## Stated problem
From the listing below, pull each line that includes "cuando".

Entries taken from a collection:
-*-*-

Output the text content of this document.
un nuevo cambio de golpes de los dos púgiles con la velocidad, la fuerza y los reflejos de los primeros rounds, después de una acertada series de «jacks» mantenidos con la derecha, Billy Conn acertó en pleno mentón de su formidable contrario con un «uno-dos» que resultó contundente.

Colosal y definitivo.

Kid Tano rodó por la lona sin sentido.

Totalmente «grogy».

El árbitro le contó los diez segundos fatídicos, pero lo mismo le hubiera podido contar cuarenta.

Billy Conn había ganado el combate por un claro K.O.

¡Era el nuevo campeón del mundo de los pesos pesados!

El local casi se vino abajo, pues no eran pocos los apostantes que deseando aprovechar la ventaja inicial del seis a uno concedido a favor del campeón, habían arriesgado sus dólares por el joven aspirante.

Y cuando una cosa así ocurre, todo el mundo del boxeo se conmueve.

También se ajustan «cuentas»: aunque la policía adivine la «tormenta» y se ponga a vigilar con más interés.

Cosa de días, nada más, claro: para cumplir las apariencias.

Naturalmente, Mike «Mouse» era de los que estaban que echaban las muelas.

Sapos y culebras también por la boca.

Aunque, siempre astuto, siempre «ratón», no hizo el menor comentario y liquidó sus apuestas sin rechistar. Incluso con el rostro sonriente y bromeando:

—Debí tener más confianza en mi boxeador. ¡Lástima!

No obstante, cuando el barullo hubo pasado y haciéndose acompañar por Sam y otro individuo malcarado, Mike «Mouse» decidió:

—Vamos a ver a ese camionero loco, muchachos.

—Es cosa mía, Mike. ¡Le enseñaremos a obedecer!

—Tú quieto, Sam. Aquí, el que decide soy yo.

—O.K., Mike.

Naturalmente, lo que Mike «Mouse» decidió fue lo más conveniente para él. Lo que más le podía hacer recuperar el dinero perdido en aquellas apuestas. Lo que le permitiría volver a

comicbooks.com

-*-*-

## Result
Y cuando una cosa así ocurre, todo el mundo del boxeo se conmueve.
No obstante, cuando el barullo hubo pasado y haciéndose acompañar por Sam y otro individuo malcarado, Mike «Mouse» decidió:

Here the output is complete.